Items from a data source
*-*-*

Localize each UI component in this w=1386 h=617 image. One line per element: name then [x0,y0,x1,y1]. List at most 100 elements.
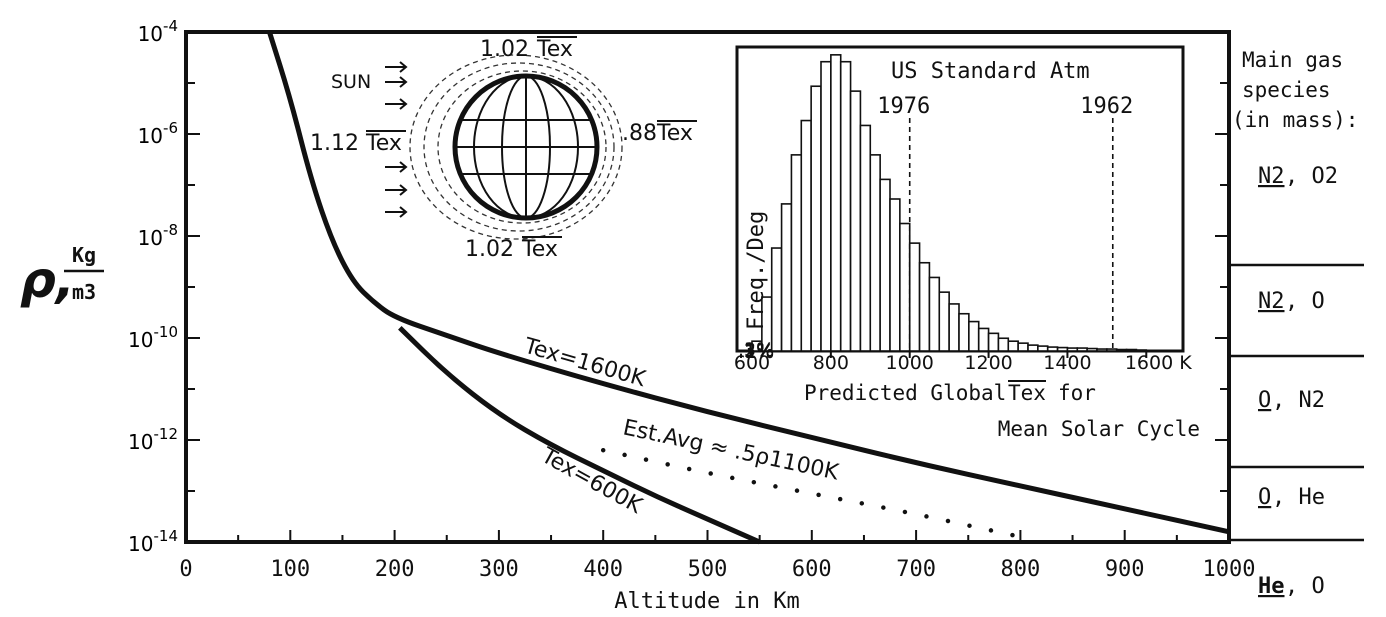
x-tick-labels: 0 100 200 300 400 500 600 700 800 900 1000 [179,557,1255,582]
x-tick-label: 800 [1001,557,1041,582]
histogram-x-axis-label: Predicted Global Tex for Mean Solar Cycl… [804,380,1200,441]
histogram-bar [830,54,842,352]
histogram-bar [908,242,921,352]
x-tick-label: 700 [896,557,936,582]
globe-diagram: SUN 1.02 Tex 1.12 [310,36,697,262]
y-axis-label: ρ, Kg m3 [20,243,104,309]
histogram-bar [987,332,1000,352]
histogram-x-ticks: 600 800 1000 1200 1400 1600 K [734,351,1192,374]
species-band-4: O , He [1258,485,1325,510]
histogram-bar [839,60,852,352]
species-secondary: , O [1285,289,1325,314]
histogram-bar [968,320,980,352]
histogram-bar [1115,348,1128,352]
globe-label-top: 1.02 Tex [480,36,577,62]
x-tick-label: 0 [179,557,192,582]
histogram-xlabel-tex: Tex [1008,381,1046,405]
globe-label-left: 1.12 Tex [310,130,406,156]
series-label-tex-1600k: Tex=1600K [520,333,648,392]
histogram-bar [1056,346,1069,352]
globe-label-top-value: 1.02 [480,37,529,62]
arrow-icon [385,61,408,73]
histogram-bar [997,337,1010,352]
y-tick-labels: 10-4 10-6 10-8 10-10 10-12 10-14 [128,17,178,556]
histogram-bar [780,203,793,352]
x-tick-label: 500 [688,557,728,582]
histogram-x-tick-label: 1000 [886,352,934,374]
histogram-x-tick-label: 1600 K [1125,352,1192,374]
arrow-icon [385,184,408,196]
species-band-3: O , N2 [1258,388,1325,413]
histogram-bar [869,154,881,352]
species-secondary: , N2 [1272,388,1325,413]
species-band-1: N2 , O2 [1258,164,1338,189]
histogram-x-tick-label: 800 [813,352,849,374]
globe-label-left-value: 1.12 [310,131,359,156]
histogram-bar [977,327,990,352]
species-secondary: , O [1285,574,1325,599]
y-axis-label-unit-num: Kg [72,243,96,267]
histogram-bar [770,247,783,352]
histogram-bar [1046,346,1059,352]
globe-label-right-tex: Tex [656,121,693,146]
x-tick-label: 100 [270,557,310,582]
x-tick-label: 900 [1105,557,1145,582]
histogram-xlabel-prefix: Predicted Global [804,381,1006,405]
histogram-bar [1125,348,1138,352]
histogram-bar [810,85,822,352]
globe-label-bottom-tex: Tex [521,237,558,262]
series-label-est-avg: Est.Avg ≈ .5ρ1100K [621,415,841,485]
histogram-bar [820,60,832,352]
species-primary: O [1258,485,1271,510]
histogram-marker-label: 1976 [877,94,930,119]
histogram-bar [1066,347,1079,352]
histogram-title: US Standard Atm [891,59,1090,84]
histogram-bar [1135,349,1148,352]
histogram-bar [889,198,901,352]
arrow-icon [385,76,408,88]
exosphere-shell [423,62,615,232]
histogram-xlabel-suffix: for [1058,381,1096,405]
exosphere-shells [409,54,623,240]
x-tick-label: 200 [375,557,415,582]
histogram-bar [928,276,941,352]
globe-label-right: .88 Tex [622,120,697,146]
species-band-5: He , O [1258,574,1325,599]
x-tick-label: 300 [479,557,519,582]
histogram-bar [879,178,891,352]
histogram-bar [899,222,911,352]
x-axis-label: Altitude in Km [614,589,799,614]
density-series [267,31,1230,545]
histogram-y-tick-label: .3% [738,339,774,361]
globe-label-top-tex: Tex [536,37,573,62]
histogram-bar [800,119,812,352]
x-tick-label: 400 [583,557,623,582]
exosphere-shell [409,54,623,240]
globe-label-left-tex: Tex [365,131,402,156]
y-tick-label: 10-12 [128,425,178,454]
species-panel: Main gas species (in mass): N2 , O2 N2 ,… [1229,48,1364,599]
globe-label-right-value: .88 [622,121,657,146]
histogram-bar [958,312,970,352]
histogram-y-axis-label: Freq./Deg [744,211,769,330]
y-tick-label: 10-6 [138,119,178,148]
histogram-bar [849,90,862,352]
globe-label-bottom-value: 1.02 [465,237,514,262]
histogram-x-tick-label: 1200 [964,352,1012,374]
tex-histogram-inset: 1976 1962 600 800 1000 1200 1400 1600 K .1%.2%… [734,45,1200,441]
histogram-bar [1106,348,1118,352]
x-tick-label: 1000 [1203,557,1256,582]
histogram-bar [938,291,950,352]
histogram-bar [859,124,872,352]
species-panel-title-line-2: species [1242,78,1331,102]
histogram-y-ticks: .1%.2%.3% [738,339,774,363]
y-tick-label: 10-4 [138,17,178,46]
histogram-bar [948,303,960,352]
species-band-2: N2 , O [1258,289,1325,314]
histogram-bar [1076,347,1088,352]
y-tick-label: 10-8 [138,221,178,250]
histogram-bar [1027,344,1039,352]
histogram-markers: 1976 1962 [877,94,1133,351]
species-primary: N2 [1258,164,1285,189]
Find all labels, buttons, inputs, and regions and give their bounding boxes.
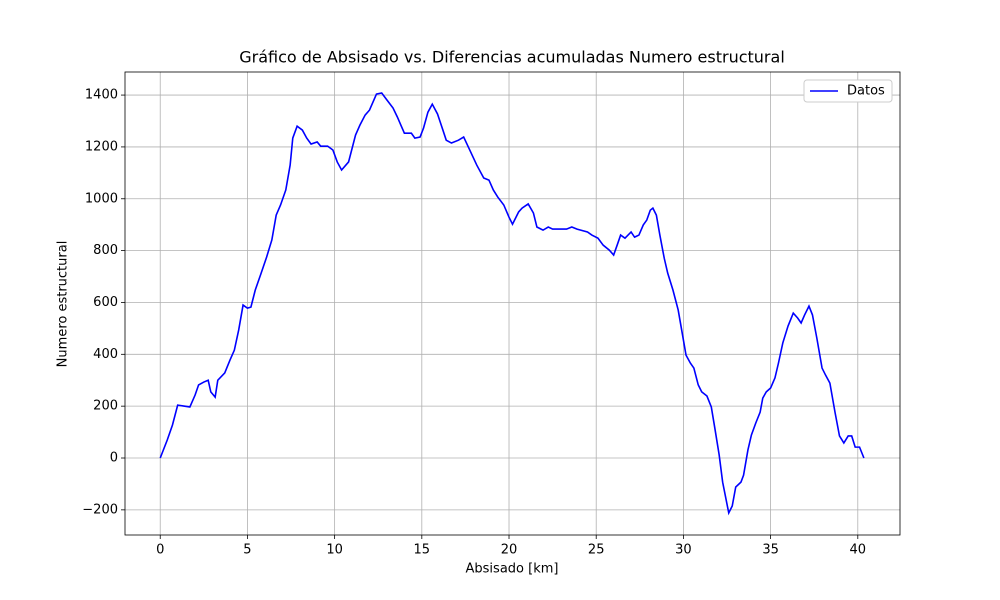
y-tick-label: 200	[93, 399, 118, 414]
y-tick-label: 1000	[85, 191, 118, 206]
x-axis-label: Absisado [km]	[466, 562, 559, 577]
y-tick-label: 1400	[85, 88, 118, 103]
y-tick-label: 0	[110, 451, 118, 466]
y-tick-label: 600	[93, 295, 118, 310]
x-tick-label: 35	[762, 543, 779, 558]
chart-title: Gráfico de Absisado vs. Diferencias acum…	[239, 48, 785, 67]
x-tick-label: 40	[850, 543, 867, 558]
x-tick-label: 10	[326, 543, 343, 558]
y-tick-label: 1200	[85, 139, 118, 154]
y-tick-label: 800	[93, 243, 118, 258]
y-axis-label: Numero estructural	[56, 241, 71, 368]
y-tick-label: 400	[93, 347, 118, 362]
x-tick-label: 30	[675, 543, 692, 558]
y-tick-label: −200	[82, 502, 118, 517]
x-tick-label: 20	[501, 543, 518, 558]
data-line	[159, 92, 865, 516]
legend-label: Datos	[847, 84, 885, 99]
x-tick-label: 25	[588, 543, 605, 558]
x-tick-label: 15	[414, 543, 431, 558]
legend-box	[803, 79, 893, 103]
plot-frame	[124, 71, 901, 536]
x-tick-label: 5	[243, 543, 251, 558]
x-tick-label: 0	[156, 543, 164, 558]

*-*-*

▶ Exercise
Write out all of the records again with every "histogram-bar" swapped for "histogram-column" and nothing else changed. Leave the pictures out.

▶ Solution for this problem
Localize each UI component in this w=1386 h=617 image. One line per element: name then [x0,y0,x1,y1]. List at most 100 elements.
x-tick-labels: 0 100 200 300 400 500 600 700 800 900 1000 [179,557,1255,582]
x-tick-label: 800 [1001,557,1041,582]
histogram-x-axis-label: Predicted Global Tex for Mean Solar Cycl… [804,380,1200,441]
histogram-column [830,54,842,352]
histogram-column [908,242,921,352]
x-tick-label: 700 [896,557,936,582]
globe-diagram: SUN 1.02 Tex 1.12 [310,36,697,262]
y-axis-label: ρ, Kg m3 [20,243,104,309]
histogram-column [987,332,1000,352]
histogram-x-ticks: 600 800 1000 1200 1400 1600 K [734,351,1192,374]
species-band-4: O , He [1258,485,1325,510]
histogram-column [839,60,852,352]
species-secondary: , O [1285,289,1325,314]
histogram-column [968,320,980,352]
histogram-column [1115,348,1128,352]
globe-label-top: 1.02 Tex [480,36,577,62]
x-tick-label: 0 [179,557,192,582]
histogram-xlabel-tex: Tex [1008,381,1046,405]
globe-label-left: 1.12 Tex [310,130,406,156]
series-label-tex-1600k: Tex=1600K [520,333,648,392]
histogram-column [1056,346,1069,352]
globe-label-top-value: 1.02 [480,37,529,62]
arrow-icon [385,61,408,73]
histogram-column [997,337,1010,352]
y-tick-labels: 10-4 10-6 10-8 10-10 10-12 10-14 [128,17,178,556]
histogram-column [780,203,793,352]
x-tick-label: 500 [688,557,728,582]
histogram-x-tick-label: 1000 [886,352,934,374]
histogram-x-tick-label: 1600 K [1125,352,1192,374]
arrow-icon [385,184,408,196]
species-band-3: O , N2 [1258,388,1325,413]
histogram-column [869,154,881,352]
species-secondary: , N2 [1272,388,1325,413]
species-band-1: N2 , O2 [1258,164,1338,189]
histogram-x-tick-label: 800 [813,352,849,374]
globe-label-left-value: 1.12 [310,131,359,156]
histogram-column [977,327,990,352]
species-secondary: , O [1285,574,1325,599]
y-axis-label-unit-num: Kg [72,243,96,267]
histogram-column [770,247,783,352]
histogram-column [1046,346,1059,352]
globe-label-right-tex: Tex [656,121,693,146]
x-tick-label: 100 [270,557,310,582]
x-tick-label: 900 [1105,557,1145,582]
histogram-xlabel-prefix: Predicted Global [804,381,1006,405]
histogram-column [1125,348,1138,352]
histogram-column [810,85,822,352]
globe-label-bottom-tex: Tex [521,237,558,262]
series-label-est-avg: Est.Avg ≈ .5ρ1100K [621,415,841,485]
histogram-column [820,60,832,352]
species-primary: O [1258,485,1271,510]
histogram-marker-label: 1976 [877,94,930,119]
histogram-column [1066,347,1079,352]
histogram-title: US Standard Atm [891,59,1090,84]
histogram-column [1135,349,1148,352]
histogram-column [889,198,901,352]
arrow-icon [385,76,408,88]
exosphere-shell [423,62,615,232]
histogram-xlabel-suffix: for [1058,381,1096,405]
exosphere-shells [409,54,623,240]
x-tick-label: 200 [375,557,415,582]
histogram-column [928,276,941,352]
globe-label-right: .88 Tex [622,120,697,146]
species-band-5: He , O [1258,574,1325,599]
x-tick-label: 300 [479,557,519,582]
histogram-column [879,178,891,352]
histogram-column [899,222,911,352]
x-axis-label: Altitude in Km [614,589,799,614]
density-series [267,31,1230,545]
histogram-y-tick-label: .3% [738,339,774,361]
globe-label-top-tex: Tex [536,37,573,62]
histogram-column [800,119,812,352]
x-tick-label: 400 [583,557,623,582]
exosphere-shell [409,54,623,240]
globe-label-left-tex: Tex [365,131,402,156]
y-tick-label: 10-12 [128,425,178,454]
species-panel: Main gas species (in mass): N2 , O2 N2 ,… [1229,48,1364,599]
globe-label-right-value: .88 [622,121,657,146]
histogram-column [958,312,970,352]
histogram-y-axis-label: Freq./Deg [744,211,769,330]
y-tick-label: 10-6 [138,119,178,148]
histogram-column [849,90,862,352]
globe-label-bottom-value: 1.02 [465,237,514,262]
histogram-x-tick-label: 1200 [964,352,1012,374]
tex-histogram-inset: 1976 1962 600 800 1000 1200 1400 1600 K .1%.2%… [734,45,1200,441]
histogram-column [1106,348,1118,352]
x-tick-label: 1000 [1203,557,1256,582]
histogram-column [938,291,950,352]
histogram-column [859,124,872,352]
species-panel-title-line-2: species [1242,78,1331,102]
histogram-y-ticks: .1%.2%.3% [738,339,774,363]
y-tick-label: 10-4 [138,17,178,46]
histogram-column [948,303,960,352]
species-band-2: N2 , O [1258,289,1325,314]
histogram-column [1076,347,1088,352]
y-tick-label: 10-8 [138,221,178,250]
histogram-column [1027,344,1039,352]
histogram-markers: 1976 1962 [877,94,1133,351]
species-primary: N2 [1258,164,1285,189]
Find all labels, buttons, inputs, and regions and give their bounding boxes.
y-tick-label: 200	[93, 399, 118, 414]
y-tick-label: 1000	[85, 191, 118, 206]
x-axis-label: Absisado [km]	[466, 562, 559, 577]
y-tick-label: 1400	[85, 88, 118, 103]
y-tick-label: 0	[110, 451, 118, 466]
y-tick-label: 600	[93, 295, 118, 310]
x-tick-label: 35	[762, 543, 779, 558]
chart-title: Gráfico de Absisado vs. Diferencias acum…	[239, 48, 785, 67]
x-tick-label: 40	[850, 543, 867, 558]
x-tick-label: 10	[326, 543, 343, 558]
y-tick-label: 1200	[85, 139, 118, 154]
y-tick-label: 800	[93, 243, 118, 258]
y-axis-label: Numero estructural	[56, 241, 71, 368]
y-tick-label: 400	[93, 347, 118, 362]
x-tick-label: 30	[675, 543, 692, 558]
y-tick-label: −200	[82, 502, 118, 517]
x-tick-label: 20	[501, 543, 518, 558]
data-line	[159, 92, 865, 516]
legend-label: Datos	[847, 84, 885, 99]
x-tick-label: 25	[588, 543, 605, 558]
x-tick-label: 15	[414, 543, 431, 558]
legend-box	[803, 79, 893, 103]
plot-frame	[124, 71, 901, 536]
x-tick-label: 5	[243, 543, 251, 558]
x-tick-label: 0	[156, 543, 164, 558]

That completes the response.